Would you write out the listing verbatim and skip every picture in it?

## Begin Given entries

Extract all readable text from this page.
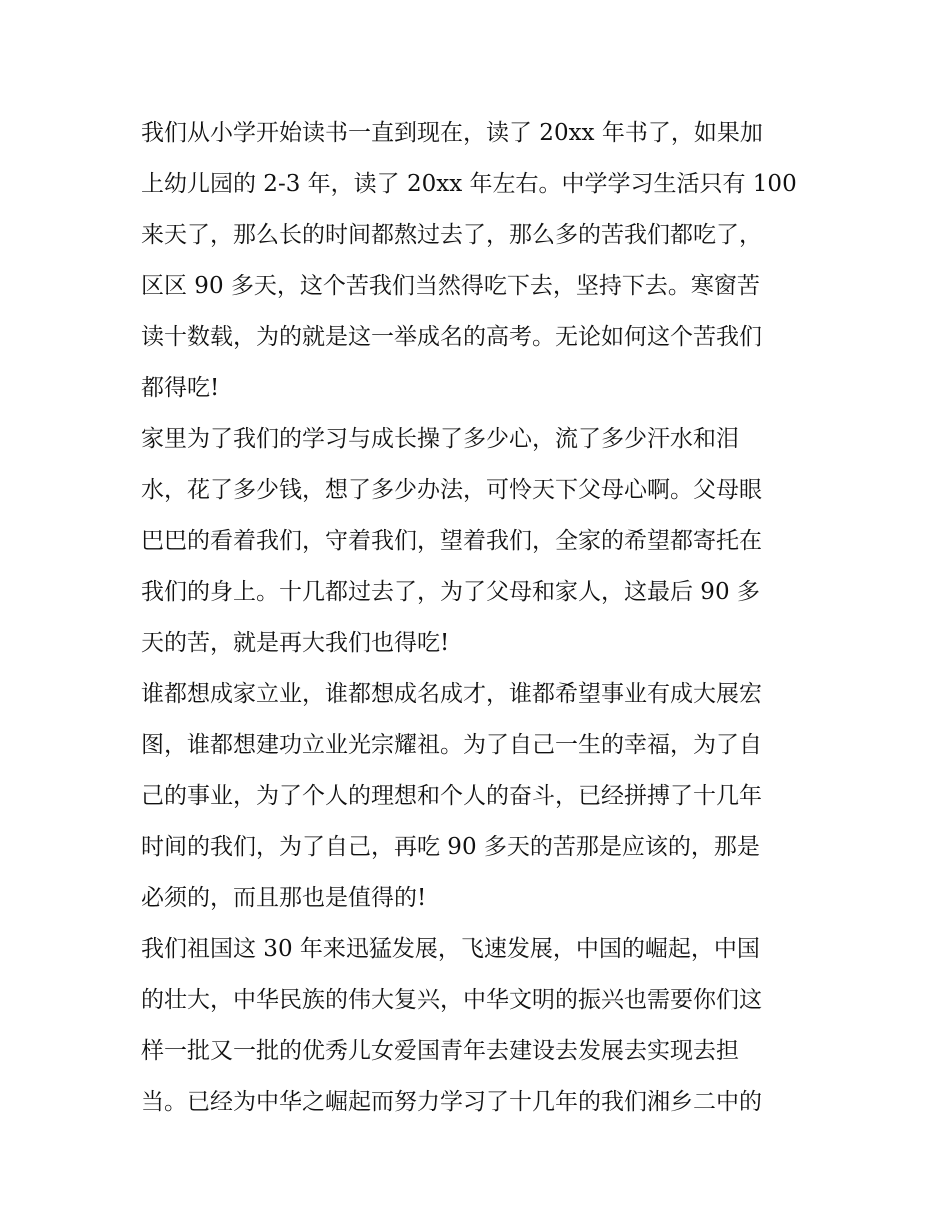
我们从小学开始读书一直到现在，读了 20xx 年书了，如果加
上幼儿园的 2-3 年，读了 20xx 年左右。中学学习生活只有 100
来天了，那么长的时间都熬过去了，那么多的苦我们都吃了，
区区 90 多天，这个苦我们当然得吃下去，坚持下去。寒窗苦
读十数载，为的就是这一举成名的高考。无论如何这个苦我们
都得吃!
家里为了我们的学习与成长操了多少心，流了多少汗水和泪
水，花了多少钱，想了多少办法，可怜天下父母心啊。父母眼
巴巴的看着我们，守着我们，望着我们，全家的希望都寄托在
我们的身上。十几都过去了，为了父母和家人，这最后 90 多
天的苦，就是再大我们也得吃!
谁都想成家立业，谁都想成名成才，谁都希望事业有成大展宏
图，谁都想建功立业光宗耀祖。为了自己一生的幸福，为了自
己的事业，为了个人的理想和个人的奋斗，已经拼搏了十几年
时间的我们，为了自己，再吃 90 多天的苦那是应该的，那是
必须的，而且那也是值得的!
我们祖国这 30 年来迅猛发展，飞速发展，中国的崛起，中国
的壮大，中华民族的伟大复兴，中华文明的振兴也需要你们这
样一批又一批的优秀儿女爱国青年去建设去发展去实现去担
当。已经为中华之崛起而努力学习了十几年的我们湘乡二中的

## End Given entries

Response below:
Extract all readable text from this page.
我们从小学开始读书一直到现在，读了 20xx 年书了，如果加
上幼儿园的 2-3 年，读了 20xx 年左右。中学学习生活只有 100
来天了，那么长的时间都熬过去了，那么多的苦我们都吃了，
区区 90 多天，这个苦我们当然得吃下去，坚持下去。寒窗苦
读十数载，为的就是这一举成名的高考。无论如何这个苦我们
都得吃!
家里为了我们的学习与成长操了多少心，流了多少汗水和泪
水，花了多少钱，想了多少办法，可怜天下父母心啊。父母眼
巴巴的看着我们，守着我们，望着我们，全家的希望都寄托在
我们的身上。十几都过去了，为了父母和家人，这最后 90 多
天的苦，就是再大我们也得吃!
谁都想成家立业，谁都想成名成才，谁都希望事业有成大展宏
图，谁都想建功立业光宗耀祖。为了自己一生的幸福，为了自
己的事业，为了个人的理想和个人的奋斗，已经拼搏了十几年
时间的我们，为了自己，再吃 90 多天的苦那是应该的，那是
必须的，而且那也是值得的!
我们祖国这 30 年来迅猛发展，飞速发展，中国的崛起，中国
的壮大，中华民族的伟大复兴，中华文明的振兴也需要你们这
样一批又一批的优秀儿女爱国青年去建设去发展去实现去担
当。已经为中华之崛起而努力学习了十几年的我们湘乡二中的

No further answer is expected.